Aim of the task
Write out the data exactly, keeping every line.

Data provided
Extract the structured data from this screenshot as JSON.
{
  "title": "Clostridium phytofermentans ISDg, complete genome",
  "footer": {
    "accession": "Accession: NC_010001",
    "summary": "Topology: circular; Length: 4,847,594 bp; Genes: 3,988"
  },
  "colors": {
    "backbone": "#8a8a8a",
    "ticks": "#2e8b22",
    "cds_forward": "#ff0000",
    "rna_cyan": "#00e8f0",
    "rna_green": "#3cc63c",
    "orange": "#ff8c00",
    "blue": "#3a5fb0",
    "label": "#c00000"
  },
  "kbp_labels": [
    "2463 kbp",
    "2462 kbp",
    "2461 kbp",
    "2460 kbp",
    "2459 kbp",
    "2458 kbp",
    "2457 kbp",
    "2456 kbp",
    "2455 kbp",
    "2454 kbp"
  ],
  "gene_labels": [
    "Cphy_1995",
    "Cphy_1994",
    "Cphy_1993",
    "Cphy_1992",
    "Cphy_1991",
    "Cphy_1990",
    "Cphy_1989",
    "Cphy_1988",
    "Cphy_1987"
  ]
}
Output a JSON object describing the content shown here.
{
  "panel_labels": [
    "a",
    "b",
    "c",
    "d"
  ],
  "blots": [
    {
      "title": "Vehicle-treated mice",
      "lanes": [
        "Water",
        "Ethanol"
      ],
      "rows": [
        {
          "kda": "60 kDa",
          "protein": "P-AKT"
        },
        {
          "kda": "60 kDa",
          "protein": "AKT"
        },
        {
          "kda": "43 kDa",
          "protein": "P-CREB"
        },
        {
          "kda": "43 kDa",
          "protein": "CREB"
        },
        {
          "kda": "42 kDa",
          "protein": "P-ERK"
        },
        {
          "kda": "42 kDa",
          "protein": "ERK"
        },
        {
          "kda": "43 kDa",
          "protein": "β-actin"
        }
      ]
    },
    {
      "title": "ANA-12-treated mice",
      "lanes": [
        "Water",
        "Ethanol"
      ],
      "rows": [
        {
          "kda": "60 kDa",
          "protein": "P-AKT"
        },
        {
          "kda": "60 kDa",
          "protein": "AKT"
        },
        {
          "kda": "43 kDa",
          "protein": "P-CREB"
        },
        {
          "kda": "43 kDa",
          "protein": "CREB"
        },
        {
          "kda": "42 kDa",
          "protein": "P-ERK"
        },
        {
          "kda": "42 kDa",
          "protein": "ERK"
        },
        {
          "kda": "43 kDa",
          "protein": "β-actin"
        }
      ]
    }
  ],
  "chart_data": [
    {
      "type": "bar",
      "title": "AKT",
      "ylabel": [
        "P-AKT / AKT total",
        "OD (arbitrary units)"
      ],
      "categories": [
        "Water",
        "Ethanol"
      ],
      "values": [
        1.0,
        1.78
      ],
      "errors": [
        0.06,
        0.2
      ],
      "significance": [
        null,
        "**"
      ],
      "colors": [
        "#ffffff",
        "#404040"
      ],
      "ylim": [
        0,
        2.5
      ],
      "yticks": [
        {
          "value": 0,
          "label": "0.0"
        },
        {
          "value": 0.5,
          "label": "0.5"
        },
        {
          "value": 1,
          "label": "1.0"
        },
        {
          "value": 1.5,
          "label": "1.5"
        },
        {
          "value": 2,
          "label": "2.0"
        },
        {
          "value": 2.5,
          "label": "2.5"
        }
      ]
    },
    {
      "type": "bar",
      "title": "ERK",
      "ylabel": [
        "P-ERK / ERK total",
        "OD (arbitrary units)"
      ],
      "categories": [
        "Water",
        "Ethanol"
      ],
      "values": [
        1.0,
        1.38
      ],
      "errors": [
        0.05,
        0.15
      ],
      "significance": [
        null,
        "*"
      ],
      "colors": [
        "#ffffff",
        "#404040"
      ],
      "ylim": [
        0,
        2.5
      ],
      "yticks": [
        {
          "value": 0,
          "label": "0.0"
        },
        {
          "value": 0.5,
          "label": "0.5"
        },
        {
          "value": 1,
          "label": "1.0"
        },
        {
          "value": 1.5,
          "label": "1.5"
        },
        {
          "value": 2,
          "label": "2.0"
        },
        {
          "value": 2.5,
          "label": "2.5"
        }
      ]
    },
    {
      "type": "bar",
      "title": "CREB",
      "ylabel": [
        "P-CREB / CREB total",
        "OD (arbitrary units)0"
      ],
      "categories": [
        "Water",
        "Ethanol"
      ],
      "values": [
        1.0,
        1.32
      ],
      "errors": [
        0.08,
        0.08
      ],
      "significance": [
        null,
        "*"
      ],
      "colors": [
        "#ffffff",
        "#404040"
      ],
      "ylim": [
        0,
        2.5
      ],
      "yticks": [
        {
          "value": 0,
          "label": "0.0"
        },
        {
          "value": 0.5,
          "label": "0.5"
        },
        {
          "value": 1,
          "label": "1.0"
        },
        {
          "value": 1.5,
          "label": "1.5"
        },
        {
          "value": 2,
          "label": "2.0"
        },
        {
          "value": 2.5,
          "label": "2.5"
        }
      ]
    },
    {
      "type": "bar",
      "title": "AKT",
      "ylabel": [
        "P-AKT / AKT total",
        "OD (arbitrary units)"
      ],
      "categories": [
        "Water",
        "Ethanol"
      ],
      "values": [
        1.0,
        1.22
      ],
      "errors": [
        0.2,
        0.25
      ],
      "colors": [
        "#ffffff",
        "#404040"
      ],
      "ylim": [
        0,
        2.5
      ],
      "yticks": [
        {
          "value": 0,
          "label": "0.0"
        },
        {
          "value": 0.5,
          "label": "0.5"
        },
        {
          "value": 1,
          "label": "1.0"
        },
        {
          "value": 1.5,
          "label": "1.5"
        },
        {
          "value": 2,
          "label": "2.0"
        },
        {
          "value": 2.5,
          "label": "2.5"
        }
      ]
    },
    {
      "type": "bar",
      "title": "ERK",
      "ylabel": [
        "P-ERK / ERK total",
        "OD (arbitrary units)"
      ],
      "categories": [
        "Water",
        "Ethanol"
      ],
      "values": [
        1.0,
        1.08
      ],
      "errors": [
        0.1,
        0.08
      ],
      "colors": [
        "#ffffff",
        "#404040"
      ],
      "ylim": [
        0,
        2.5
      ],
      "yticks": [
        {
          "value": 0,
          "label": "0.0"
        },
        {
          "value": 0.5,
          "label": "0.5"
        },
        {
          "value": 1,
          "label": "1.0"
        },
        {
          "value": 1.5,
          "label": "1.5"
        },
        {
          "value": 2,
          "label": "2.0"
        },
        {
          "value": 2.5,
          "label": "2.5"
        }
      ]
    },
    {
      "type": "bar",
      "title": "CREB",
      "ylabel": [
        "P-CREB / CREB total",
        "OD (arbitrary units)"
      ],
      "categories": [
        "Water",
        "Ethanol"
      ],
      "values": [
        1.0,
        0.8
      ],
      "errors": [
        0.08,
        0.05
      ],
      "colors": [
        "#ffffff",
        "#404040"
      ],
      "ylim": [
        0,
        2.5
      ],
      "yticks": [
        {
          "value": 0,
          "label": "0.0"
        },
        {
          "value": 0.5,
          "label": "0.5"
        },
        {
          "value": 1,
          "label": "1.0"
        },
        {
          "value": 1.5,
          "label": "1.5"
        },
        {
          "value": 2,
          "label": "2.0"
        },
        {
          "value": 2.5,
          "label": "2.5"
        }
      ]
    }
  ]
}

Written reply
Extract the structured data from this screenshot as JSON.
{
  "title": "Clostridium phytofermentans ISDg, complete genome",
  "footer": {
    "accession": "Accession: NC_010001",
    "summary": "Topology: circular; Length: 4,847,594 bp; Genes: 3,988"
  },
  "colors": {
    "backbone": "#8a8a8a",
    "ticks": "#2e8b22",
    "cds_forward": "#ff0000",
    "rna_cyan": "#00e8f0",
    "rna_green": "#3cc63c",
    "orange": "#ff8c00",
    "blue": "#3a5fb0",
    "label": "#c00000"
  },
  "kbp_labels": [
    "2463 kbp",
    "2462 kbp",
    "2461 kbp",
    "2460 kbp",
    "2459 kbp",
    "2458 kbp",
    "2457 kbp",
    "2456 kbp",
    "2455 kbp",
    "2454 kbp"
  ],
  "gene_labels": [
    "Cphy_1995",
    "Cphy_1994",
    "Cphy_1993",
    "Cphy_1992",
    "Cphy_1991",
    "Cphy_1990",
    "Cphy_1989",
    "Cphy_1988",
    "Cphy_1987"
  ]
}
Output a JSON object describing the content shown here.
{
  "panel_labels": [
    "a",
    "b",
    "c",
    "d"
  ],
  "blots": [
    {
      "title": "Vehicle-treated mice",
      "lanes": [
        "Water",
        "Ethanol"
      ],
      "rows": [
        {
          "kda": "60 kDa",
          "protein": "P-AKT"
        },
        {
          "kda": "60 kDa",
          "protein": "AKT"
        },
        {
          "kda": "43 kDa",
          "protein": "P-CREB"
        },
        {
          "kda": "43 kDa",
          "protein": "CREB"
        },
        {
          "kda": "42 kDa",
          "protein": "P-ERK"
        },
        {
          "kda": "42 kDa",
          "protein": "ERK"
        },
        {
          "kda": "43 kDa",
          "protein": "β-actin"
        }
      ]
    },
    {
      "title": "ANA-12-treated mice",
      "lanes": [
        "Water",
        "Ethanol"
      ],
      "rows": [
        {
          "kda": "60 kDa",
          "protein": "P-AKT"
        },
        {
          "kda": "60 kDa",
          "protein": "AKT"
        },
        {
          "kda": "43 kDa",
          "protein": "P-CREB"
        },
        {
          "kda": "43 kDa",
          "protein": "CREB"
        },
        {
          "kda": "42 kDa",
          "protein": "P-ERK"
        },
        {
          "kda": "42 kDa",
          "protein": "ERK"
        },
        {
          "kda": "43 kDa",
          "protein": "β-actin"
        }
      ]
    }
  ],
  "chart_data": [
    {
      "type": "bar",
      "title": "AKT",
      "ylabel": [
        "P-AKT / AKT total",
        "OD (arbitrary units)"
      ],
      "categories": [
        "Water",
        "Ethanol"
      ],
      "values": [
        1.0,
        1.78
      ],
      "errors": [
        0.06,
        0.2
      ],
      "significance": [
        null,
        "**"
      ],
      "colors": [
        "#ffffff",
        "#404040"
      ],
      "ylim": [
        0,
        2.5
      ],
      "yticks": [
        {
          "value": 0,
          "label": "0.0"
        },
        {
          "value": 0.5,
          "label": "0.5"
        },
        {
          "value": 1,
          "label": "1.0"
        },
        {
          "value": 1.5,
          "label": "1.5"
        },
        {
          "value": 2,
          "label": "2.0"
        },
        {
          "value": 2.5,
          "label": "2.5"
        }
      ]
    },
    {
      "type": "bar",
      "title": "ERK",
      "ylabel": [
        "P-ERK / ERK total",
        "OD (arbitrary units)"
      ],
      "categories": [
        "Water",
        "Ethanol"
      ],
      "values": [
        1.0,
        1.38
      ],
      "errors": [
        0.05,
        0.15
      ],
      "significance": [
        null,
        "*"
      ],
      "colors": [
        "#ffffff",
        "#404040"
      ],
      "ylim": [
        0,
        2.5
      ],
      "yticks": [
        {
          "value": 0,
          "label": "0.0"
        },
        {
          "value": 0.5,
          "label": "0.5"
        },
        {
          "value": 1,
          "label": "1.0"
        },
        {
          "value": 1.5,
          "label": "1.5"
        },
        {
          "value": 2,
          "label": "2.0"
        },
        {
          "value": 2.5,
          "label": "2.5"
        }
      ]
    },
    {
      "type": "bar",
      "title": "CREB",
      "ylabel": [
        "P-CREB / CREB total",
        "OD (arbitrary units)0"
      ],
      "categories": [
        "Water",
        "Ethanol"
      ],
      "values": [
        1.0,
        1.32
      ],
      "errors": [
        0.08,
        0.08
      ],
      "significance": [
        null,
        "*"
      ],
      "colors": [
        "#ffffff",
        "#404040"
      ],
      "ylim": [
        0,
        2.5
      ],
      "yticks": [
        {
          "value": 0,
          "label": "0.0"
        },
        {
          "value": 0.5,
          "label": "0.5"
        },
        {
          "value": 1,
          "label": "1.0"
        },
        {
          "value": 1.5,
          "label": "1.5"
        },
        {
          "value": 2,
          "label": "2.0"
        },
        {
          "value": 2.5,
          "label": "2.5"
        }
      ]
    },
    {
      "type": "bar",
      "title": "AKT",
      "ylabel": [
        "P-AKT / AKT total",
        "OD (arbitrary units)"
      ],
      "categories": [
        "Water",
        "Ethanol"
      ],
      "values": [
        1.0,
        1.22
      ],
      "errors": [
        0.2,
        0.25
      ],
      "colors": [
        "#ffffff",
        "#404040"
      ],
      "ylim": [
        0,
        2.5
      ],
      "yticks": [
        {
          "value": 0,
          "label": "0.0"
        },
        {
          "value": 0.5,
          "label": "0.5"
        },
        {
          "value": 1,
          "label": "1.0"
        },
        {
          "value": 1.5,
          "label": "1.5"
        },
        {
          "value": 2,
          "label": "2.0"
        },
        {
          "value": 2.5,
          "label": "2.5"
        }
      ]
    },
    {
      "type": "bar",
      "title": "ERK",
      "ylabel": [
        "P-ERK / ERK total",
        "OD (arbitrary units)"
      ],
      "categories": [
        "Water",
        "Ethanol"
      ],
      "values": [
        1.0,
        1.08
      ],
      "errors": [
        0.1,
        0.08
      ],
      "colors": [
        "#ffffff",
        "#404040"
      ],
      "ylim": [
        0,
        2.5
      ],
      "yticks": [
        {
          "value": 0,
          "label": "0.0"
        },
        {
          "value": 0.5,
          "label": "0.5"
        },
        {
          "value": 1,
          "label": "1.0"
        },
        {
          "value": 1.5,
          "label": "1.5"
        },
        {
          "value": 2,
          "label": "2.0"
        },
        {
          "value": 2.5,
          "label": "2.5"
        }
      ]
    },
    {
      "type": "bar",
      "title": "CREB",
      "ylabel": [
        "P-CREB / CREB total",
        "OD (arbitrary units)"
      ],
      "categories": [
        "Water",
        "Ethanol"
      ],
      "values": [
        1.0,
        0.8
      ],
      "errors": [
        0.08,
        0.05
      ],
      "colors": [
        "#ffffff",
        "#404040"
      ],
      "ylim": [
        0,
        2.5
      ],
      "yticks": [
        {
          "value": 0,
          "label": "0.0"
        },
        {
          "value": 0.5,
          "label": "0.5"
        },
        {
          "value": 1,
          "label": "1.0"
        },
        {
          "value": 1.5,
          "label": "1.5"
        },
        {
          "value": 2,
          "label": "2.0"
        },
        {
          "value": 2.5,
          "label": "2.5"
        }
      ]
    }
  ]
}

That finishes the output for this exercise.